| Task statement |
State only the count of lines in the listing below that hold "trinta".

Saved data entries
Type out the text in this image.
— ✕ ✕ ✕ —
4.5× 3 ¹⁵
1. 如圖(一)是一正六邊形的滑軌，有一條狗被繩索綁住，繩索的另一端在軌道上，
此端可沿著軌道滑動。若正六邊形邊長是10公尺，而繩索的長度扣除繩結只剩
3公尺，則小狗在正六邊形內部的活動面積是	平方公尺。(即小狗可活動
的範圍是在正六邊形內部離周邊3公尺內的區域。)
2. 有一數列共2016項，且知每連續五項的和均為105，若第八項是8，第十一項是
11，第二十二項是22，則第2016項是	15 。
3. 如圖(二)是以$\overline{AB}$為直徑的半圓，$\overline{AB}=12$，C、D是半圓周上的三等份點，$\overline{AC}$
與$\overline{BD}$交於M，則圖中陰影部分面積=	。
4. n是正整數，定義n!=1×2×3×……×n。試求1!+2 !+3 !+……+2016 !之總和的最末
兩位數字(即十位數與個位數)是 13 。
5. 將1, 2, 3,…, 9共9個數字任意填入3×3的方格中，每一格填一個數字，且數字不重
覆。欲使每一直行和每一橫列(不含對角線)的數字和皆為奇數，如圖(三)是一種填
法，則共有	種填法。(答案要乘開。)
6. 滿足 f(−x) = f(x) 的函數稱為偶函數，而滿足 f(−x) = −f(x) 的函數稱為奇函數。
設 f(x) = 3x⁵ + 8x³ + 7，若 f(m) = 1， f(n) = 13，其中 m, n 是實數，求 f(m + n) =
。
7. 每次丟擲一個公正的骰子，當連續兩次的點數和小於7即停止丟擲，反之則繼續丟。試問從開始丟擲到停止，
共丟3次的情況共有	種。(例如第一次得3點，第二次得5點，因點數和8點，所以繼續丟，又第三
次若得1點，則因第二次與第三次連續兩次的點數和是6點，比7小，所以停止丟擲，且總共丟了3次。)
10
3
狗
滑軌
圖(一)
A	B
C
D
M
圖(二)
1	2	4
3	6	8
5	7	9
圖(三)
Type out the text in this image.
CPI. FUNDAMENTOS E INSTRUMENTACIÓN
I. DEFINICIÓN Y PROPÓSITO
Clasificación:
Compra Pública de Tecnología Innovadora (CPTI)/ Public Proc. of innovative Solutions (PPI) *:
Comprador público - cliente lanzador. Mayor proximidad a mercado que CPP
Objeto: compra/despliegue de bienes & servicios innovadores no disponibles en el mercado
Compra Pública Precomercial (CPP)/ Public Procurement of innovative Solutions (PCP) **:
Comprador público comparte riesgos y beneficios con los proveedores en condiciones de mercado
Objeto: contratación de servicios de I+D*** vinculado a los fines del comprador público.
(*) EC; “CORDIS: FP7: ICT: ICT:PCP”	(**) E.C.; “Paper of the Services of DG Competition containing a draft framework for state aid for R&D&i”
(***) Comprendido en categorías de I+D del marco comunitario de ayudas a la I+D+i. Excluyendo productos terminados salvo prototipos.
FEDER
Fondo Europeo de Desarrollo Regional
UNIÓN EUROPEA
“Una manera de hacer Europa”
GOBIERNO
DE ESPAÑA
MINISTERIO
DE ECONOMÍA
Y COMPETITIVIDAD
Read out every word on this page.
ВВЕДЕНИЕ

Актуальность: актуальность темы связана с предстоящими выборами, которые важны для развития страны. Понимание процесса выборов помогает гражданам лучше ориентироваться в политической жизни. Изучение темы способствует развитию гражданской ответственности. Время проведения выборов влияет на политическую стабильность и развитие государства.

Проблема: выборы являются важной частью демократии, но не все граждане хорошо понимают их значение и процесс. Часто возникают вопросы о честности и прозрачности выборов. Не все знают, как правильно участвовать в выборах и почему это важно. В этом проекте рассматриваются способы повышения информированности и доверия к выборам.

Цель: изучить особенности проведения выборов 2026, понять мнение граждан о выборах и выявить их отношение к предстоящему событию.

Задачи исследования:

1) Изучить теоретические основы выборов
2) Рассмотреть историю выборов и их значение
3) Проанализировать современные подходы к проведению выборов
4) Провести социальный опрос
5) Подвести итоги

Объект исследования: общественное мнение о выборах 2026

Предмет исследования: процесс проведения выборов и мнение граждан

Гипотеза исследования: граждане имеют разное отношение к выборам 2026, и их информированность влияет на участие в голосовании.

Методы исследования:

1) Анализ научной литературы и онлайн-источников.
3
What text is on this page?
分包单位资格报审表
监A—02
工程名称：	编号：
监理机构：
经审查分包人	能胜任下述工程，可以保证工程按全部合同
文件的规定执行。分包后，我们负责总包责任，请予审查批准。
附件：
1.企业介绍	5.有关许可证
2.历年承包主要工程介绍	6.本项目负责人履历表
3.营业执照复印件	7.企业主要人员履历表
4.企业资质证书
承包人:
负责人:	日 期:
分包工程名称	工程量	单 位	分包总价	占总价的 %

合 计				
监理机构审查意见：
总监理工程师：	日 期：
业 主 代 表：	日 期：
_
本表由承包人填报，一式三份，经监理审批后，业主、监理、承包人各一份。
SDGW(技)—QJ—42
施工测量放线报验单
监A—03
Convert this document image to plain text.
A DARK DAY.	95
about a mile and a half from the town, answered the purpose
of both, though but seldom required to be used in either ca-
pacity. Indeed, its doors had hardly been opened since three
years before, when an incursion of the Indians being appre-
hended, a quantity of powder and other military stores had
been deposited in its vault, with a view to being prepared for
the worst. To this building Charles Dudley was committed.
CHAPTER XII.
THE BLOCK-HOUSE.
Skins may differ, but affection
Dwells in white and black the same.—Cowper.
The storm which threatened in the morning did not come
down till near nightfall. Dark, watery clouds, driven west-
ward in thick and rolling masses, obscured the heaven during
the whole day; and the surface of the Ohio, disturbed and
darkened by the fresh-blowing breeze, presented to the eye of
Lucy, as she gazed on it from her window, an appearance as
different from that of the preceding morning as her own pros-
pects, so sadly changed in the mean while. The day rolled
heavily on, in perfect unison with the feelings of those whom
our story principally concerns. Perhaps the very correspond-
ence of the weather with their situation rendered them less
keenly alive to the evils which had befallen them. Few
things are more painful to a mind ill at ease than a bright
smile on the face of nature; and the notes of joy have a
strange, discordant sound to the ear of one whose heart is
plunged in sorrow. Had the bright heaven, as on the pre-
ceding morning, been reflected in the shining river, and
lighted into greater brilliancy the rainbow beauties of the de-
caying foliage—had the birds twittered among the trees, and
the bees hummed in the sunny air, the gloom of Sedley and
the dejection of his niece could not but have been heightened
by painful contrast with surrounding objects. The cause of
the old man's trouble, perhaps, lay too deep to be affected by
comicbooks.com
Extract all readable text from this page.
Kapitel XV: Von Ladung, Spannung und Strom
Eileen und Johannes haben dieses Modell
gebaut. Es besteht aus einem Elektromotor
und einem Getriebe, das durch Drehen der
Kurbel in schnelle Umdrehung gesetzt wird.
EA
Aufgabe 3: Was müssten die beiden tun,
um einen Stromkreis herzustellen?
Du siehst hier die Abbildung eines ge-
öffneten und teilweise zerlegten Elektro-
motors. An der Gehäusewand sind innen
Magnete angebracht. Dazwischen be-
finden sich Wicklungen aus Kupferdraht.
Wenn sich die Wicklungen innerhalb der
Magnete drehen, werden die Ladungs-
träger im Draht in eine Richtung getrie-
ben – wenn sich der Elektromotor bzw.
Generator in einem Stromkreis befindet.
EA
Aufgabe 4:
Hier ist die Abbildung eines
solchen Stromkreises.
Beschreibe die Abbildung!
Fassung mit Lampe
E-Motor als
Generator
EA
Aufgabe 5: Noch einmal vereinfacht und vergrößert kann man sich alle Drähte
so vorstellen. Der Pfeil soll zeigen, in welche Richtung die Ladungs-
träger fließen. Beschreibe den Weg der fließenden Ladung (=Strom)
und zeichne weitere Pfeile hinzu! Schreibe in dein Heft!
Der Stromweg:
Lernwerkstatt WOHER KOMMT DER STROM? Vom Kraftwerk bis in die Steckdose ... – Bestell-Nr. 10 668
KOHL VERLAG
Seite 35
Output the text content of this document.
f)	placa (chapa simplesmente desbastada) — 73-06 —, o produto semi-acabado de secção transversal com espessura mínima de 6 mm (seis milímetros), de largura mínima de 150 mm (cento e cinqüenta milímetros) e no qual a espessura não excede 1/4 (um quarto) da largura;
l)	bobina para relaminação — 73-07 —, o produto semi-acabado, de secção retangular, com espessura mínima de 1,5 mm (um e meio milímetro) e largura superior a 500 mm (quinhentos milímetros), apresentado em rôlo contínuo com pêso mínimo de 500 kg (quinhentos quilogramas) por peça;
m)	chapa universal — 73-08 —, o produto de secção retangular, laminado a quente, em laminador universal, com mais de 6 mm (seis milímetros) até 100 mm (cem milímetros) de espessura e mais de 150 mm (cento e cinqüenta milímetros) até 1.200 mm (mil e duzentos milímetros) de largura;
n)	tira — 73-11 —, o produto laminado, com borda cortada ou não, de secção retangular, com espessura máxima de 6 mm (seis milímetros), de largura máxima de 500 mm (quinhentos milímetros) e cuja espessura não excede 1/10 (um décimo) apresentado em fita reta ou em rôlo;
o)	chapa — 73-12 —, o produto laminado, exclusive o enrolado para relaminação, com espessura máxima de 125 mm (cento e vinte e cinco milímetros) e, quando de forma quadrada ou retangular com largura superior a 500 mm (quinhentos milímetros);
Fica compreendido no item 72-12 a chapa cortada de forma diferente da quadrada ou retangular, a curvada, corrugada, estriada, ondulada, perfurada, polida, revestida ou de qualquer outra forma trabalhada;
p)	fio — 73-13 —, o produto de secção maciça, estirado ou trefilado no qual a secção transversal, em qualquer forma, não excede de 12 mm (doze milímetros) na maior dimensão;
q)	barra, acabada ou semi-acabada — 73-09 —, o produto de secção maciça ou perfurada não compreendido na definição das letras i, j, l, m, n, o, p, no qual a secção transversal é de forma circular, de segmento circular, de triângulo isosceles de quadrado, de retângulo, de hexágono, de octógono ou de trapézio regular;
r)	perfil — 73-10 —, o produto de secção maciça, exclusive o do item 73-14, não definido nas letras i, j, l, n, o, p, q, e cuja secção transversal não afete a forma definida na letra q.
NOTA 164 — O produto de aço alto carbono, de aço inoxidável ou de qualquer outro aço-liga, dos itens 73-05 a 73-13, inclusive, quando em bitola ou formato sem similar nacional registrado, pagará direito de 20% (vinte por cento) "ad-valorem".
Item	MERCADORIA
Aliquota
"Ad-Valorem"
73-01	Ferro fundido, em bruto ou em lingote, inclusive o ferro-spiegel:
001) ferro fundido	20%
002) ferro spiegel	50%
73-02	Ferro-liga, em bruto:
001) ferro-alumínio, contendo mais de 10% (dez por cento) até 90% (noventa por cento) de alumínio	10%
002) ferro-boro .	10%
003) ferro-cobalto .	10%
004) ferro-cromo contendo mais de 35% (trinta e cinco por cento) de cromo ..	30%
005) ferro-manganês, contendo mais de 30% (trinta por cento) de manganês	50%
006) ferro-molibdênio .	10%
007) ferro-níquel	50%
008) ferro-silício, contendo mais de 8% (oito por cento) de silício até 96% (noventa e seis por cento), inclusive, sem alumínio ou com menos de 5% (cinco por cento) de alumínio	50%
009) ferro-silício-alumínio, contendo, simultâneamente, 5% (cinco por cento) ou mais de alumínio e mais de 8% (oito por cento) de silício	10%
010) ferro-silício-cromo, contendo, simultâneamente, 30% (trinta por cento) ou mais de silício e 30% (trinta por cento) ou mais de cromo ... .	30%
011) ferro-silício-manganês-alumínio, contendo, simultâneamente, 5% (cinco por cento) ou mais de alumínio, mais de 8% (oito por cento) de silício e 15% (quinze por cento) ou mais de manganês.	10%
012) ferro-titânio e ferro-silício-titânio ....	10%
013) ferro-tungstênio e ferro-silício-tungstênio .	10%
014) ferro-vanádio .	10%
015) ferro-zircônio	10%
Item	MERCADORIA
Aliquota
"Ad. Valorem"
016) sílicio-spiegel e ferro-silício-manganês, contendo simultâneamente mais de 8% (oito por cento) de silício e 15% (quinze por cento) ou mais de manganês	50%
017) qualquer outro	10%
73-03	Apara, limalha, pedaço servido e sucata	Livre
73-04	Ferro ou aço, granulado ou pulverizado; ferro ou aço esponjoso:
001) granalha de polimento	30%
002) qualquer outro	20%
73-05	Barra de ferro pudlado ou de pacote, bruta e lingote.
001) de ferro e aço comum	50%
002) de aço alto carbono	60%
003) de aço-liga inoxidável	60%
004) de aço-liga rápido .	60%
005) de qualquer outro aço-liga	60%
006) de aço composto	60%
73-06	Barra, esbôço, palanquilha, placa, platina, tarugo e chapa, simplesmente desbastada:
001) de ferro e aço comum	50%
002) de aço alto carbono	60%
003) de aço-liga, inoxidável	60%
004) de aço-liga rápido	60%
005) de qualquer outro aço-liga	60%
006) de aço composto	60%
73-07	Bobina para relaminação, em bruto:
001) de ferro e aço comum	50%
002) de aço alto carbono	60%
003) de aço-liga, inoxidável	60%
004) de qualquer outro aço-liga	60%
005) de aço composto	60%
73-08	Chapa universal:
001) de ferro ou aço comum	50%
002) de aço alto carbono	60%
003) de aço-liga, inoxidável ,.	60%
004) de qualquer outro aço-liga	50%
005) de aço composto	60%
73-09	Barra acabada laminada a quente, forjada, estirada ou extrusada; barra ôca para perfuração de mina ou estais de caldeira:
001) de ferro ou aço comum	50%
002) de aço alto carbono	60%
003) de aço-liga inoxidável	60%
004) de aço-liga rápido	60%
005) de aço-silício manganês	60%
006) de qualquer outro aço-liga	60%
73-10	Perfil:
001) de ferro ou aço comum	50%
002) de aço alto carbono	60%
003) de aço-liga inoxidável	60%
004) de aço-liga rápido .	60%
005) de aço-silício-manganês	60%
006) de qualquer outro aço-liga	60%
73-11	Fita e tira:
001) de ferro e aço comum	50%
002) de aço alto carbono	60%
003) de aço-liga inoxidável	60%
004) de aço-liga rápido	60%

| Output below |
3